(PROBLEM DETAILS): Return each line containing the string "แพรกษา".

(MATERIAL TO PROCESS):
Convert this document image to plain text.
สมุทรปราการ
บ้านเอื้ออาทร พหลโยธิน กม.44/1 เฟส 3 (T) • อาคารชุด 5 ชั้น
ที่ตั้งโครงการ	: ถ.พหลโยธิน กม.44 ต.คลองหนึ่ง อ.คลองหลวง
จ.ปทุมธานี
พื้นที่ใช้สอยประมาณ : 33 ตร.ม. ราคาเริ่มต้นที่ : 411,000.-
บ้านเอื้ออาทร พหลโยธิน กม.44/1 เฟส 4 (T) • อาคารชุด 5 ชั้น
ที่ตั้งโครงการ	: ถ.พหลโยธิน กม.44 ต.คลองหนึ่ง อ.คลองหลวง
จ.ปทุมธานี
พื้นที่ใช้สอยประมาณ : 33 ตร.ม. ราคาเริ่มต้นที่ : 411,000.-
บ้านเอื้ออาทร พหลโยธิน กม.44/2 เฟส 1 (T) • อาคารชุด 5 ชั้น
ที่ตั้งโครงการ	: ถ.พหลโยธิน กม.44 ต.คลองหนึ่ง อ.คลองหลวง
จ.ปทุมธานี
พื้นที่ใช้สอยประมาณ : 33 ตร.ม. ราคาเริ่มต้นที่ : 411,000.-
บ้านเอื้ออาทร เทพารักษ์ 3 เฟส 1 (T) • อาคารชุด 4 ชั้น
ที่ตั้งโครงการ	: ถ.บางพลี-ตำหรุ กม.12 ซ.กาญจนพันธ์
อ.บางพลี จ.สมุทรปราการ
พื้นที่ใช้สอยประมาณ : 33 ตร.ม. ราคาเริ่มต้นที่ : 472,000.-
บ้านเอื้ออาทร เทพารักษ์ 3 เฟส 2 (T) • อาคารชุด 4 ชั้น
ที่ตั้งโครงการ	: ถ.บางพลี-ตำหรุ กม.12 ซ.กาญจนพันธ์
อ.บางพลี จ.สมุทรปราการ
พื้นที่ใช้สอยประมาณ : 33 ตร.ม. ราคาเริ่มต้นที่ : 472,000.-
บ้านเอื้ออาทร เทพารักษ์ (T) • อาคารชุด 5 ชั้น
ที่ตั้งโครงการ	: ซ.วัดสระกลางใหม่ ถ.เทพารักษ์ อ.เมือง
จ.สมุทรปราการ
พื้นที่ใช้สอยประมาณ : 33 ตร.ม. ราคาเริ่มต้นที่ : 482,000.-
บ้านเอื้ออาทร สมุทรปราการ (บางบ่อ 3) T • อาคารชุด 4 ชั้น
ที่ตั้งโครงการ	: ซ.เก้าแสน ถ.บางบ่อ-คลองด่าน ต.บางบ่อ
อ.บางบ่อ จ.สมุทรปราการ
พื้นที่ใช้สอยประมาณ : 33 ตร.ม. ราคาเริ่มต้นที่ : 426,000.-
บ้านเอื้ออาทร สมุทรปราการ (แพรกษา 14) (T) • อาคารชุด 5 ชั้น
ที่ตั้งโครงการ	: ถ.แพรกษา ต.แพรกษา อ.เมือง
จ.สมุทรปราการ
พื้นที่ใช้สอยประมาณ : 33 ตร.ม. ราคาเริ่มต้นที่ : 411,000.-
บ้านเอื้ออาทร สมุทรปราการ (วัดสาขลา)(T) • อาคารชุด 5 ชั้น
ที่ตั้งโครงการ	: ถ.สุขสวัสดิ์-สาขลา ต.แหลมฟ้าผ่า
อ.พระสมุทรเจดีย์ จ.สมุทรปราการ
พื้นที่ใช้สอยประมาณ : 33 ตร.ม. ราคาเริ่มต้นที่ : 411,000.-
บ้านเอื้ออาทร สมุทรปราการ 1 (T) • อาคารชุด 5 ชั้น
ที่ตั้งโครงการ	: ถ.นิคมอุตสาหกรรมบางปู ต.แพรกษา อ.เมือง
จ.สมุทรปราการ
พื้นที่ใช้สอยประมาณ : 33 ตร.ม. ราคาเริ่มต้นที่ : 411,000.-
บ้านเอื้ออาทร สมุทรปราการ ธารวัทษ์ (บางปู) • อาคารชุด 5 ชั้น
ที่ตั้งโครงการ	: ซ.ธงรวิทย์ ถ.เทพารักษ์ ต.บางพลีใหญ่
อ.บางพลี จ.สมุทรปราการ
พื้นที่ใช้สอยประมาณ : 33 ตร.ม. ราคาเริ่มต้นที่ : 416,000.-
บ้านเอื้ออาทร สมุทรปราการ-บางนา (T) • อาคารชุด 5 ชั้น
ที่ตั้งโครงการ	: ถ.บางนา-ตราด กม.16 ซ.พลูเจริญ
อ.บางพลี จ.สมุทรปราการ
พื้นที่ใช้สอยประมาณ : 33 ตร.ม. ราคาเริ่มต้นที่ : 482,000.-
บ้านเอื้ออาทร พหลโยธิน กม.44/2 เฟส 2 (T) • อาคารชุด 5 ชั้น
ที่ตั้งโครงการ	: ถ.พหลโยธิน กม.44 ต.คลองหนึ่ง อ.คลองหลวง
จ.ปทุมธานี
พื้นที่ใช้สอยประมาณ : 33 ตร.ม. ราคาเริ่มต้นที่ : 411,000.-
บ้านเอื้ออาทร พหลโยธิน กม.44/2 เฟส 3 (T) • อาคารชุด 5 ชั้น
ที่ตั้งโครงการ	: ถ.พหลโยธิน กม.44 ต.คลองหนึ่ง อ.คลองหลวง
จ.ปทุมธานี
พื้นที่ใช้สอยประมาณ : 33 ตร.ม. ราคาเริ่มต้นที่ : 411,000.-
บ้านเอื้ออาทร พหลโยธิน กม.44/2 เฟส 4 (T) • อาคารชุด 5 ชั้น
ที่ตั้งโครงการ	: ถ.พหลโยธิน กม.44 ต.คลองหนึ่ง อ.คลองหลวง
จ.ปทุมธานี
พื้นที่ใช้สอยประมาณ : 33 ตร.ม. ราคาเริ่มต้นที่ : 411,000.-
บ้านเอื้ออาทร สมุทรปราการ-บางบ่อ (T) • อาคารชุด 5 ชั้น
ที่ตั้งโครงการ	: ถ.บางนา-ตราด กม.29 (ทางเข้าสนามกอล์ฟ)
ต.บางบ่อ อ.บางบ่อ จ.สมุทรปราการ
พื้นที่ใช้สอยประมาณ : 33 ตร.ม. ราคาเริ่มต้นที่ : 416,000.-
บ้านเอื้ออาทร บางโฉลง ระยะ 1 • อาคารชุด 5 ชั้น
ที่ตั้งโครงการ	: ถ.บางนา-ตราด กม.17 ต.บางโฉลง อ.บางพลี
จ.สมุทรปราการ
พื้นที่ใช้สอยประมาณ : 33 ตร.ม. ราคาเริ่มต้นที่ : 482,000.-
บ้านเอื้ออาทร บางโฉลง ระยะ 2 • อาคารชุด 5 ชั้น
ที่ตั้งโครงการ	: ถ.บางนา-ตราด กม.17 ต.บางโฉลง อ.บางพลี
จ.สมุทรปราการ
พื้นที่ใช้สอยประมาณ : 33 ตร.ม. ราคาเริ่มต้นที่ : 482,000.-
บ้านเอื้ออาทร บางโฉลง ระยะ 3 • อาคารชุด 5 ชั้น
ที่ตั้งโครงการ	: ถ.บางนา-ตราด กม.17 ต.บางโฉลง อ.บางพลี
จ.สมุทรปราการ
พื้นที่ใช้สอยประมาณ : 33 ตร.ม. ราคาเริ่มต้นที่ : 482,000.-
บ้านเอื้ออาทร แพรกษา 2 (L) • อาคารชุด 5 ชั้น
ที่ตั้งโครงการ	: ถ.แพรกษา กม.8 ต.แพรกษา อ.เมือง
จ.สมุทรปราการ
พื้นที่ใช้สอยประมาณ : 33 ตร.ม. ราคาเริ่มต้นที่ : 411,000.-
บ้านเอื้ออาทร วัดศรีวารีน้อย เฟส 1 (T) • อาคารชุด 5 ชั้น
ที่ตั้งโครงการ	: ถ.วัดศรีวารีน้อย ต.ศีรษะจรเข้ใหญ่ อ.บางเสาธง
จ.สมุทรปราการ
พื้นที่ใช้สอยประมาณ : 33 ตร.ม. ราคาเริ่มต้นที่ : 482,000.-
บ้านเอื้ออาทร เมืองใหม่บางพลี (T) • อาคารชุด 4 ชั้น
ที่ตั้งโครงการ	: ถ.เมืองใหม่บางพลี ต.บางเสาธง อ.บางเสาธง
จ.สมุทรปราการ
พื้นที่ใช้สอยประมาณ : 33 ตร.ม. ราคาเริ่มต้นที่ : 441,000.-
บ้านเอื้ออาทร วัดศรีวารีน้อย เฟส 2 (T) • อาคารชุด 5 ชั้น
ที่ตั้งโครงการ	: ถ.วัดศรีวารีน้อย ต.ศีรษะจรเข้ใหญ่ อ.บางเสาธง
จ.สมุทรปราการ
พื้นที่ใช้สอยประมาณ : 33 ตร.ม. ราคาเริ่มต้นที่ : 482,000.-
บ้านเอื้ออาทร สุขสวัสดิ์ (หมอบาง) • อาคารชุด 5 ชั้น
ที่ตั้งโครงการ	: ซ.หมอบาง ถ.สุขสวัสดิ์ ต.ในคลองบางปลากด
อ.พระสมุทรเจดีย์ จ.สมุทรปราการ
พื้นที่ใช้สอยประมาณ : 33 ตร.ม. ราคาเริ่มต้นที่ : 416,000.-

(EXERCISE SOLUTION):
บ้านเอื้ออาทร สมุทรปราการ (แพรกษา 14) (T) • อาคารชุด 5 ชั้น
ที่ตั้งโครงการ	: ถ.แพรกษา ต.แพรกษา อ.เมือง
ที่ตั้งโครงการ	: ถ.นิคมอุตสาหกรรมบางปู ต.แพรกษา อ.เมือง
บ้านเอื้ออาทร แพรกษา 2 (L) • อาคารชุด 5 ชั้น
ที่ตั้งโครงการ	: ถ.แพรกษา กม.8 ต.แพรกษา อ.เมือง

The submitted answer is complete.